→ Exercise:
Show each line from the listing that includes the word "into".

→ Given information:

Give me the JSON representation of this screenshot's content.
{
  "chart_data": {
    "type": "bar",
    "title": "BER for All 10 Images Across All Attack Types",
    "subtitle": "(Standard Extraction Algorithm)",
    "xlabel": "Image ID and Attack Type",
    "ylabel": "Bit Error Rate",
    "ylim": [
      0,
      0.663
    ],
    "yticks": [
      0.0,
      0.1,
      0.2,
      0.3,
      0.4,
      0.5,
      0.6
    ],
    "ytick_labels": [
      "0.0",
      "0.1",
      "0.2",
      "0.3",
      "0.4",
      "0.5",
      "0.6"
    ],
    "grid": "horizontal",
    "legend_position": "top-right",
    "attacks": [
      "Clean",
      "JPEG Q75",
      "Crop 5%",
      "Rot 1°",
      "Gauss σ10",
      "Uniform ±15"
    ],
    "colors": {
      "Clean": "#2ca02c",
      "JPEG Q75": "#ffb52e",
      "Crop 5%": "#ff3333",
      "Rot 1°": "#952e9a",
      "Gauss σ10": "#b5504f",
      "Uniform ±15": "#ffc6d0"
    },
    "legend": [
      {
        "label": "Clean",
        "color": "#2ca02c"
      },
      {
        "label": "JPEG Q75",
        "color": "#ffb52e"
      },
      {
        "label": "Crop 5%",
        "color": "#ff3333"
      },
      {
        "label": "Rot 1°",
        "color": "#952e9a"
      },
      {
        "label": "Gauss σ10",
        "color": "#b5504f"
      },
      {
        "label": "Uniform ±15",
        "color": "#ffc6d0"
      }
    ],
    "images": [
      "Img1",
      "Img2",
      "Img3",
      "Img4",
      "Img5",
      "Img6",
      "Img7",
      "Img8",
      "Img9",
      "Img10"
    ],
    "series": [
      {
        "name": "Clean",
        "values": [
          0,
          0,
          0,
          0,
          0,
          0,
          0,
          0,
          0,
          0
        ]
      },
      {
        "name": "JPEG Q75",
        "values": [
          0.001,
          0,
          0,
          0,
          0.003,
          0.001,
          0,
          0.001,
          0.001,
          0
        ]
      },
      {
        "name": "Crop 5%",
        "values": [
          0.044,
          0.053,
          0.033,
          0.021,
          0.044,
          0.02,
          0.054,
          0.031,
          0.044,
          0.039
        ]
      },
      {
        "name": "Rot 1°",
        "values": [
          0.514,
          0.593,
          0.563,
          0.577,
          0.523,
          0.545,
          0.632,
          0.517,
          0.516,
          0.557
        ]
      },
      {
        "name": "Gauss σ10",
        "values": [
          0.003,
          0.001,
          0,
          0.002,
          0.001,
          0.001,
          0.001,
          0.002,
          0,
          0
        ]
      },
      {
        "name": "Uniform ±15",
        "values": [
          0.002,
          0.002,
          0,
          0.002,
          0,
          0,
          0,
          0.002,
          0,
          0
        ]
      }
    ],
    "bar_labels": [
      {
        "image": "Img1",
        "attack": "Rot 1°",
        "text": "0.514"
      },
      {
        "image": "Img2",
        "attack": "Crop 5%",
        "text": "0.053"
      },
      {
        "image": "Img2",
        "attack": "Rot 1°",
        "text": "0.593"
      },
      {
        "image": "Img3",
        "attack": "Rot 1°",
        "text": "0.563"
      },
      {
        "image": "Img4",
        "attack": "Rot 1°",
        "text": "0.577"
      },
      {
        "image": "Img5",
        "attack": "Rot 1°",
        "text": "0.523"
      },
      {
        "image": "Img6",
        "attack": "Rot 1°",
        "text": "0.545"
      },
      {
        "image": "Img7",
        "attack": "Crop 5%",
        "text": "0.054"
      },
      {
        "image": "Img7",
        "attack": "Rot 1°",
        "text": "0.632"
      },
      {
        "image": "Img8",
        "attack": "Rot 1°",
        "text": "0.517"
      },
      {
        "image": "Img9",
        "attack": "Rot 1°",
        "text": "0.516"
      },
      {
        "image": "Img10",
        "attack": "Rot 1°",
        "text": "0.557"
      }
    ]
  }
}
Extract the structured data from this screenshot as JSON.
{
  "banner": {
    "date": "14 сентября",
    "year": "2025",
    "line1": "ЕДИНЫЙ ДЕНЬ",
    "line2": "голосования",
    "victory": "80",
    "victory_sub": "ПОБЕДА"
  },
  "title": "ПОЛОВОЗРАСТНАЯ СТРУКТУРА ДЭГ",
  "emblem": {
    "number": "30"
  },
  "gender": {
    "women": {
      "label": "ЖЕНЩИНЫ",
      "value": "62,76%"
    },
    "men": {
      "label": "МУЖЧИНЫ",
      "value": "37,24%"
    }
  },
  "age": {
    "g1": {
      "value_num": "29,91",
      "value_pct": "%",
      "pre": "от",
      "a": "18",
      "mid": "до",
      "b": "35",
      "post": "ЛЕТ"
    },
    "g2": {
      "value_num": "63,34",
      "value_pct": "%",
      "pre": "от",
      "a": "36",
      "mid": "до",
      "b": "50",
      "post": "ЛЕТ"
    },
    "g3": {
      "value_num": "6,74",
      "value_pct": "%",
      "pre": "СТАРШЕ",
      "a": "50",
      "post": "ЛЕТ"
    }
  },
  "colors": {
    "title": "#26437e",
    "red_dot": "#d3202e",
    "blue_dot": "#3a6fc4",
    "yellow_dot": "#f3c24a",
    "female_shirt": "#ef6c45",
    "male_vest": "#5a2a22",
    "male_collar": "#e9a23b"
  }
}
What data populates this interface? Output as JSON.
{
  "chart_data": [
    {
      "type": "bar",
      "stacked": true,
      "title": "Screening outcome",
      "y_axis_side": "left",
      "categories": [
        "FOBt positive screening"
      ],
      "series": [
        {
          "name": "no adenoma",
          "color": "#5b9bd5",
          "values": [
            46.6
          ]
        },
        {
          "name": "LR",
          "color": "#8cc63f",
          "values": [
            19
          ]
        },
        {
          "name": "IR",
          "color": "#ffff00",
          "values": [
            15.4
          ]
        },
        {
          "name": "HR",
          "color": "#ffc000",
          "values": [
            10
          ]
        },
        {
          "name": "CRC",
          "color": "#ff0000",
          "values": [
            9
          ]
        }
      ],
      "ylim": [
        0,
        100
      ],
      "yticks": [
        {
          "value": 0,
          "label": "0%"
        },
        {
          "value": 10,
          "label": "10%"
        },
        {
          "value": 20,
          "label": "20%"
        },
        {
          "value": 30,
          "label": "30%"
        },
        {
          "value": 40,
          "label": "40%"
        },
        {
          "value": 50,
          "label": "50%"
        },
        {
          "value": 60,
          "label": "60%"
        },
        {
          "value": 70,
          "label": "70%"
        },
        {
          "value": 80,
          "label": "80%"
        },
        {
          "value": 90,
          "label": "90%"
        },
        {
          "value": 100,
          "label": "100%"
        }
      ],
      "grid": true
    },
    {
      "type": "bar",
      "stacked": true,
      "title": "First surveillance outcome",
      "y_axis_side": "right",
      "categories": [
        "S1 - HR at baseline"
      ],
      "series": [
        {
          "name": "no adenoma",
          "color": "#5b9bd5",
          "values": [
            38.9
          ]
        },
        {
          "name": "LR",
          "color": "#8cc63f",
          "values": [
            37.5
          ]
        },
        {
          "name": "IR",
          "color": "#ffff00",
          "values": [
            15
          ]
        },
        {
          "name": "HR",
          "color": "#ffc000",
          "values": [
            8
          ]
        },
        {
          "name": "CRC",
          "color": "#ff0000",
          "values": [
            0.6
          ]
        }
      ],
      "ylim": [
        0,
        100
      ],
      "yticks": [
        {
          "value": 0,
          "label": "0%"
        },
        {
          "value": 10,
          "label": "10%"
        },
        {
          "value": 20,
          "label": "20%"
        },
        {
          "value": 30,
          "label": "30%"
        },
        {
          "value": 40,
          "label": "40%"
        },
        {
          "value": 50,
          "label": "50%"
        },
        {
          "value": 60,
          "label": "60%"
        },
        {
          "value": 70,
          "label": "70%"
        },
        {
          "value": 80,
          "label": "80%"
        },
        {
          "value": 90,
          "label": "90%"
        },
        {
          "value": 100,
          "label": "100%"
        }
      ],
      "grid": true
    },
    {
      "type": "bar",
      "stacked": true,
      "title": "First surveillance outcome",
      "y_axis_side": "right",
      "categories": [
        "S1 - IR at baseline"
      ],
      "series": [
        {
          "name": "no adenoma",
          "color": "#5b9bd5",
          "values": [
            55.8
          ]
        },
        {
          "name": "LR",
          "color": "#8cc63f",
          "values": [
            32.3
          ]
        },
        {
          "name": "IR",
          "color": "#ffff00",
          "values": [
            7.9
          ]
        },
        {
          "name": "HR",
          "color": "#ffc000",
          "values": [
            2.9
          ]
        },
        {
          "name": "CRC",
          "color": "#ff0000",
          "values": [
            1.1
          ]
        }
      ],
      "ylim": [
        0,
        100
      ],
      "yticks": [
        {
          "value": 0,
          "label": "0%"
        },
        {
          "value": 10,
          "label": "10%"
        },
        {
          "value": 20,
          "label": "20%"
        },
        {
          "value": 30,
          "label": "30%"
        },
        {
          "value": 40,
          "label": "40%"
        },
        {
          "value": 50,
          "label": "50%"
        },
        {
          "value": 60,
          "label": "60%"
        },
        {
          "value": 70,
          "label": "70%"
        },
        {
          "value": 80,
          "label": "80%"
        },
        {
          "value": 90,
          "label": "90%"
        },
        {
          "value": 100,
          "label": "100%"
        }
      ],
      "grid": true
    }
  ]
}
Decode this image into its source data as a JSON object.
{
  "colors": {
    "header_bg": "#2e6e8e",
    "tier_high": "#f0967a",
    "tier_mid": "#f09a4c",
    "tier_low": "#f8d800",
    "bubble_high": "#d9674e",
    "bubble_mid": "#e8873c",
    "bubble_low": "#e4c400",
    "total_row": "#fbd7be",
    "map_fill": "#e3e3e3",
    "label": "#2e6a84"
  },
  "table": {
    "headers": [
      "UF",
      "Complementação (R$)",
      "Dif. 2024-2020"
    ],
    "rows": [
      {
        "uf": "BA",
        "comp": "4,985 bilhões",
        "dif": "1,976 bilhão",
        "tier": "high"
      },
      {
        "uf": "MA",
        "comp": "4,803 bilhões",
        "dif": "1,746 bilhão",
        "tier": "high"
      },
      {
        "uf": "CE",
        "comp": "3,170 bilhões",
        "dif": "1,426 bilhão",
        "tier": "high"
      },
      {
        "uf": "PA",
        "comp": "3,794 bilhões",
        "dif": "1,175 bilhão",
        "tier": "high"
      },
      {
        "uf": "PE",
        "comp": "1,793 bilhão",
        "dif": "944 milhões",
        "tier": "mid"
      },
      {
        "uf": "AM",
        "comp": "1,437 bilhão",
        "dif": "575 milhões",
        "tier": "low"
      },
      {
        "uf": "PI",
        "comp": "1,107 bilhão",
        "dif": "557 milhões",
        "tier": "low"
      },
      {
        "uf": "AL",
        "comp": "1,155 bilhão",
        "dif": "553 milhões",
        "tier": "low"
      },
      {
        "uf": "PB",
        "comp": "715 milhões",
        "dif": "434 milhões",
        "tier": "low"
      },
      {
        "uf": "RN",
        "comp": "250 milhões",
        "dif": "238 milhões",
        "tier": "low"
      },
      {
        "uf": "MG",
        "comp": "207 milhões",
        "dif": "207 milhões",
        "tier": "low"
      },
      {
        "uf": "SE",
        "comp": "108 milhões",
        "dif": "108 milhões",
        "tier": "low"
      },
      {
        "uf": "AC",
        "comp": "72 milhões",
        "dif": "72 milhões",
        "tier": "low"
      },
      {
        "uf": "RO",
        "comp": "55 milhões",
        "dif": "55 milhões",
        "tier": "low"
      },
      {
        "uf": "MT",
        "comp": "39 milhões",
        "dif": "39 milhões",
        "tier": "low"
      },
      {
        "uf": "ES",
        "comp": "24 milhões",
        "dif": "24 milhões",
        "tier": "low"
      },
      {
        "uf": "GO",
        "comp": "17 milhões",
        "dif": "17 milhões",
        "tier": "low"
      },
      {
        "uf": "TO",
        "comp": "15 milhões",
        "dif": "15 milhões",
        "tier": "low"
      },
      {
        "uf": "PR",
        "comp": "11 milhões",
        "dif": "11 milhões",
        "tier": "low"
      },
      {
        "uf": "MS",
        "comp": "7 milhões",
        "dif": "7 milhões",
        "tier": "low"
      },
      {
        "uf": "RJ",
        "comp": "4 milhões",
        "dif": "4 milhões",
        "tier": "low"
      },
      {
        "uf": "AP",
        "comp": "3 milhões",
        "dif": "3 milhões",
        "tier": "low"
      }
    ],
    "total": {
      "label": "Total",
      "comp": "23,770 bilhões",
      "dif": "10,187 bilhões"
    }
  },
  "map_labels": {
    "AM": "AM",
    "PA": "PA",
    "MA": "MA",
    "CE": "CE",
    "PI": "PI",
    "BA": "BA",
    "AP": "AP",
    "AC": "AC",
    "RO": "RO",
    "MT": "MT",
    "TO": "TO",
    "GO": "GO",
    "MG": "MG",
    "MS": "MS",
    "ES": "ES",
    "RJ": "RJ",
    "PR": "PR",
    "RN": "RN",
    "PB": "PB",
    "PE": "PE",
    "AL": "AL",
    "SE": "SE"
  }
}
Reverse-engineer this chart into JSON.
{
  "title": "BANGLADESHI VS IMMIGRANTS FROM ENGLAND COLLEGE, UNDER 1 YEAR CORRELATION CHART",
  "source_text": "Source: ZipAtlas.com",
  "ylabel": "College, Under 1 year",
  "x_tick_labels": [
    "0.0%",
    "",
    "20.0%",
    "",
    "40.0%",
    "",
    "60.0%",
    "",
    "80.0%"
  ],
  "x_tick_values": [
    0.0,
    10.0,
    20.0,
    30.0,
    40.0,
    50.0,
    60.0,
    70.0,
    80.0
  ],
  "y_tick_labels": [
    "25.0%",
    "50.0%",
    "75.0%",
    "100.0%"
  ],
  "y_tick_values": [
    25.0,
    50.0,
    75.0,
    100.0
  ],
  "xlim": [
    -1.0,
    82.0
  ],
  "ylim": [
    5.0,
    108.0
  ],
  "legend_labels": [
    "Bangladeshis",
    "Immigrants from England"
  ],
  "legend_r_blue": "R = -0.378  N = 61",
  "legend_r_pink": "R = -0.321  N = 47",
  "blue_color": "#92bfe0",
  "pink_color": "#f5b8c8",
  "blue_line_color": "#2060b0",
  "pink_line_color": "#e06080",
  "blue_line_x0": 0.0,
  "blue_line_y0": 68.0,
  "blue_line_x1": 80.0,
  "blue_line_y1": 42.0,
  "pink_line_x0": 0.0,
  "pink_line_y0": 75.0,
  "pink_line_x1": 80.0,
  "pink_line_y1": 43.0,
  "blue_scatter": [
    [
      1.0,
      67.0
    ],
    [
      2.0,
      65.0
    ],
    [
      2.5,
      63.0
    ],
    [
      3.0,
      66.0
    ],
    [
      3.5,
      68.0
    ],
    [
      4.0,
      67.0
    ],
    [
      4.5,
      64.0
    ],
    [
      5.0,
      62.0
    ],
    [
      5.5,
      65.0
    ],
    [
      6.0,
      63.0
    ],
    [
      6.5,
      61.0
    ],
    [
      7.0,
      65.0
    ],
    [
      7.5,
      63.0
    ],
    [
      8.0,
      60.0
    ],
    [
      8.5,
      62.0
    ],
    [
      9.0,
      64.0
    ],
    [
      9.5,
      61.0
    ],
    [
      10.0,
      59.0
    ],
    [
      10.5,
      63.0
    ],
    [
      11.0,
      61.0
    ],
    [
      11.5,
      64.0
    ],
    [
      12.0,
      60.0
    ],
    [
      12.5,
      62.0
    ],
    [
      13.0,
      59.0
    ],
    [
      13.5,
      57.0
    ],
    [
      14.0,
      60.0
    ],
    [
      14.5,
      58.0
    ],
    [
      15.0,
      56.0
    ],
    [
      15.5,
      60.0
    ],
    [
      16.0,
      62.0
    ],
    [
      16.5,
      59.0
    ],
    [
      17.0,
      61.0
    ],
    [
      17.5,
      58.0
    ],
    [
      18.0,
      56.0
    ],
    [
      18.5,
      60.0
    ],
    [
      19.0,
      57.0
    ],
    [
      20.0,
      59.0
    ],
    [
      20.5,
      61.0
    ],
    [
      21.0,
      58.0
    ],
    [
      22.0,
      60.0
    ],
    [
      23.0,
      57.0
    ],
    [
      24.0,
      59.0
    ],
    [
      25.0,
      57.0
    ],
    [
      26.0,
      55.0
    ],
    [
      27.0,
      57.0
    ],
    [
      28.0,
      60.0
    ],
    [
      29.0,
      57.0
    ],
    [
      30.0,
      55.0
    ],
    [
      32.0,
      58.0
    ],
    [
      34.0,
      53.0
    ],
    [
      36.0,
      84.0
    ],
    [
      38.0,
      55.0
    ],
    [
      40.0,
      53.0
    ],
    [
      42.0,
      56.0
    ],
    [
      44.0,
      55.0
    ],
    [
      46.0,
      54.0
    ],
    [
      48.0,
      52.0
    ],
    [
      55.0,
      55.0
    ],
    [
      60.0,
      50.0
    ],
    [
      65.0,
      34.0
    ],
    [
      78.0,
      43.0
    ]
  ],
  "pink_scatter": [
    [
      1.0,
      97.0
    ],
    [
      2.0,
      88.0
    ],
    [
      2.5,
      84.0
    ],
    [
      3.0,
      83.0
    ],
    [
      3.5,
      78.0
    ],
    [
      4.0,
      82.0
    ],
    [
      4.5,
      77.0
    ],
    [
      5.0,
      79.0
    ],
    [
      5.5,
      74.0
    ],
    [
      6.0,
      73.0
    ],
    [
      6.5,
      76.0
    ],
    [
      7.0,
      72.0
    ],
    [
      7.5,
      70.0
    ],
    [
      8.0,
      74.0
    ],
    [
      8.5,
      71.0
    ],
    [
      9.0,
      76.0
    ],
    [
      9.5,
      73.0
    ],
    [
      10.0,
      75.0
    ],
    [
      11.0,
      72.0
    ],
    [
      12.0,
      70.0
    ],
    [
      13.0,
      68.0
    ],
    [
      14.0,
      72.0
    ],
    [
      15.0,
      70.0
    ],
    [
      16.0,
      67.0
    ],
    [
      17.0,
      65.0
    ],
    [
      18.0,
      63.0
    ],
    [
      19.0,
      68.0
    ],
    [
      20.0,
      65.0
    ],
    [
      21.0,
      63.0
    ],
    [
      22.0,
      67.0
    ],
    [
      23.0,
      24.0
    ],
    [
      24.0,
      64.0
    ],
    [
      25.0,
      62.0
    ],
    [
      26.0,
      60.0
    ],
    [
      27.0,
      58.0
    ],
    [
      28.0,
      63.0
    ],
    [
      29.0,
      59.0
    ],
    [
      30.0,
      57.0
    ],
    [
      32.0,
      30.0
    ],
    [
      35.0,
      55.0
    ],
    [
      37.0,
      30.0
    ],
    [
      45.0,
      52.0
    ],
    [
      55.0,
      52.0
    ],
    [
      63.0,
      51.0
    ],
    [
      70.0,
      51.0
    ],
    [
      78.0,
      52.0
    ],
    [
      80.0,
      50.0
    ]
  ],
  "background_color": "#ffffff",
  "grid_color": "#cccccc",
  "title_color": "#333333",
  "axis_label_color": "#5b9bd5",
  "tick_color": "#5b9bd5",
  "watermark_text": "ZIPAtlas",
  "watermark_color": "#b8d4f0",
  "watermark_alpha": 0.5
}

→ Expected output:
Decode this image into its source data as a JSON object.
Reverse-engineer this chart into JSON.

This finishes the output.